>>

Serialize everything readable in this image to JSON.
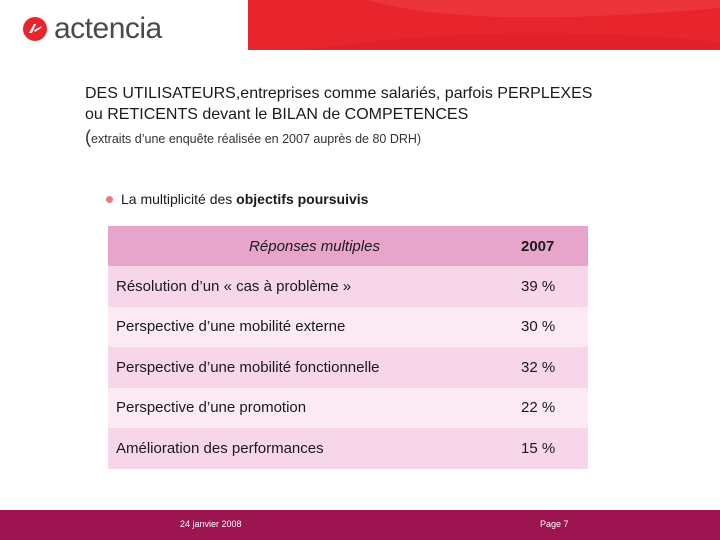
{
  "header": {
    "logo_text": "actencia",
    "brand_color": "#e8252c",
    "logo_icon": "actencia-logo-icon"
  },
  "title": {
    "line1": "DES UTILISATEURS,entreprises comme salariés, parfois PERPLEXES",
    "line2": "ou RETICENTS devant le BILAN de COMPETENCES",
    "subtitle_paren": "(",
    "subtitle_text": "extraits d’une enquête réalisée en 2007 auprès de 80 DRH)"
  },
  "bullet": {
    "text_prefix": "La multiplicité des ",
    "text_bold": "objectifs poursuivis",
    "dot_color": "#e07b87"
  },
  "table": {
    "headers": [
      "Réponses multiples",
      "2007"
    ],
    "rows": [
      [
        "Résolution d’un « cas à problème »",
        "39 %"
      ],
      [
        "Perspective d’une mobilité externe",
        "30 %"
      ],
      [
        "Perspective d’une mobilité fonctionnelle",
        "32 %"
      ],
      [
        "Perspective d’une promotion",
        "22 %"
      ],
      [
        "Amélioration des performances",
        "15 %"
      ]
    ],
    "header_color": "#e8a5cc",
    "row_color_a": "#f6d6e8",
    "row_color_b": "#fbeaf3"
  },
  "footer": {
    "date": "24 janvier 2008",
    "page": "Page 7",
    "color": "#9c1450"
  }
}
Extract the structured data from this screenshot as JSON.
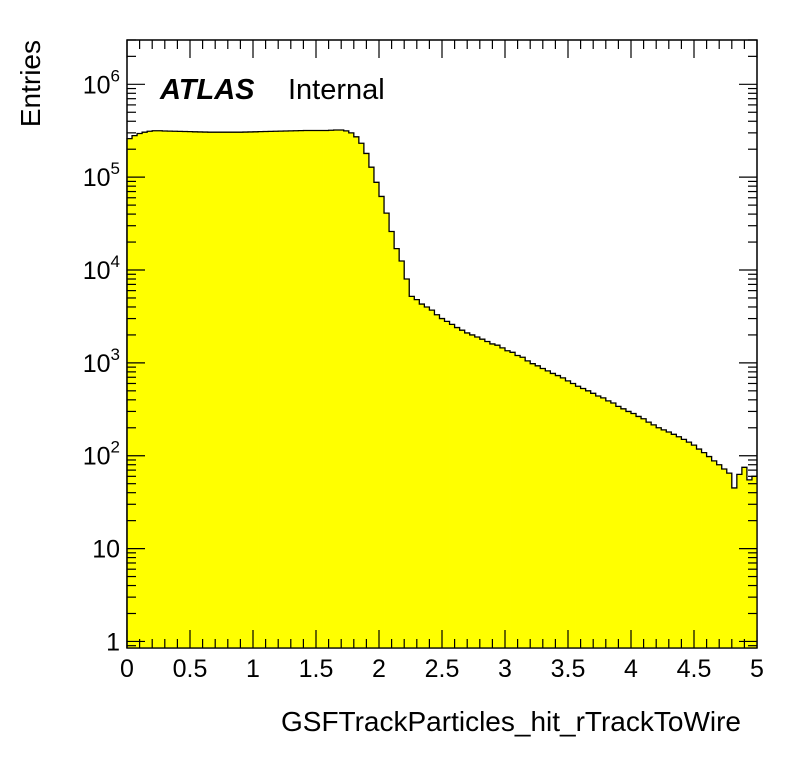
{
  "chart_data": {
    "type": "bar",
    "histogram": true,
    "title": "",
    "annotation": {
      "brand": "ATLAS",
      "status": "Internal"
    },
    "xlabel": "GSFTrackParticles_hit_rTrackToWire",
    "ylabel": "Entries",
    "xlim": [
      0,
      5
    ],
    "ylim": [
      0.85,
      3000000
    ],
    "yscale": "log",
    "x_ticks": [
      0,
      0.5,
      1,
      1.5,
      2,
      2.5,
      3,
      3.5,
      4,
      4.5,
      5
    ],
    "x_tick_labels": [
      "0",
      "0.5",
      "1",
      "1.5",
      "2",
      "2.5",
      "3",
      "3.5",
      "4",
      "4.5",
      "5"
    ],
    "y_ticks": [
      1,
      10,
      100,
      1000,
      10000,
      100000,
      1000000
    ],
    "y_tick_labels": [
      {
        "base": "1",
        "exp": ""
      },
      {
        "base": "10",
        "exp": ""
      },
      {
        "base": "10",
        "exp": "2"
      },
      {
        "base": "10",
        "exp": "3"
      },
      {
        "base": "10",
        "exp": "4"
      },
      {
        "base": "10",
        "exp": "5"
      },
      {
        "base": "10",
        "exp": "6"
      }
    ],
    "grid": false,
    "fill_color": "#ffff00",
    "line_color": "#000000",
    "bin_width": 0.04,
    "bin_low_edges": [
      0,
      0.04,
      0.08,
      0.12,
      0.16,
      0.2,
      0.24,
      0.28,
      0.32,
      0.36,
      0.4,
      0.44,
      0.48,
      0.52,
      0.56,
      0.6,
      0.64,
      0.68,
      0.72,
      0.76,
      0.8,
      0.84,
      0.88,
      0.92,
      0.96,
      1,
      1.04,
      1.08,
      1.12,
      1.16,
      1.2,
      1.24,
      1.28,
      1.32,
      1.36,
      1.4,
      1.44,
      1.48,
      1.52,
      1.56,
      1.6,
      1.64,
      1.68,
      1.72,
      1.76,
      1.8,
      1.84,
      1.88,
      1.92,
      1.96,
      2,
      2.04,
      2.08,
      2.12,
      2.16,
      2.2,
      2.24,
      2.28,
      2.32,
      2.36,
      2.4,
      2.44,
      2.48,
      2.52,
      2.56,
      2.6,
      2.64,
      2.68,
      2.72,
      2.76,
      2.8,
      2.84,
      2.88,
      2.92,
      2.96,
      3,
      3.04,
      3.08,
      3.12,
      3.16,
      3.2,
      3.24,
      3.28,
      3.32,
      3.36,
      3.4,
      3.44,
      3.48,
      3.52,
      3.56,
      3.6,
      3.64,
      3.68,
      3.72,
      3.76,
      3.8,
      3.84,
      3.88,
      3.92,
      3.96,
      4,
      4.04,
      4.08,
      4.12,
      4.16,
      4.2,
      4.24,
      4.28,
      4.32,
      4.36,
      4.4,
      4.44,
      4.48,
      4.52,
      4.56,
      4.6,
      4.64,
      4.68,
      4.72,
      4.76,
      4.8,
      4.84,
      4.88,
      4.92,
      4.96
    ],
    "values": [
      260000,
      280000,
      295000,
      305000,
      312000,
      316000,
      316000,
      314000,
      313000,
      312000,
      311000,
      310000,
      309000,
      308000,
      307000,
      306000,
      305000,
      305000,
      305000,
      305000,
      305000,
      305000,
      305000,
      306000,
      307000,
      308000,
      309000,
      310000,
      311000,
      312000,
      313000,
      314000,
      315000,
      316000,
      317000,
      318000,
      318000,
      318000,
      318000,
      318000,
      320000,
      322000,
      322000,
      315000,
      300000,
      272000,
      232000,
      180000,
      128000,
      88000,
      62000,
      41000,
      26000,
      17000,
      12500,
      8000,
      5200,
      4800,
      4300,
      4000,
      3700,
      3300,
      3000,
      2800,
      2600,
      2400,
      2250,
      2100,
      2000,
      1900,
      1800,
      1700,
      1600,
      1550,
      1450,
      1350,
      1300,
      1200,
      1150,
      1050,
      980,
      930,
      870,
      820,
      770,
      730,
      690,
      640,
      600,
      560,
      530,
      500,
      470,
      440,
      420,
      390,
      370,
      340,
      320,
      300,
      285,
      265,
      250,
      230,
      215,
      200,
      190,
      180,
      170,
      160,
      150,
      140,
      130,
      118,
      108,
      98,
      88,
      80,
      72,
      65,
      45,
      63,
      75,
      55,
      60
    ]
  }
}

<<

(STATED TASK) Looking at the listing above, count the lines that contain "actencia" and give nothing but the number.

(RESULT OF THIS TASK) 2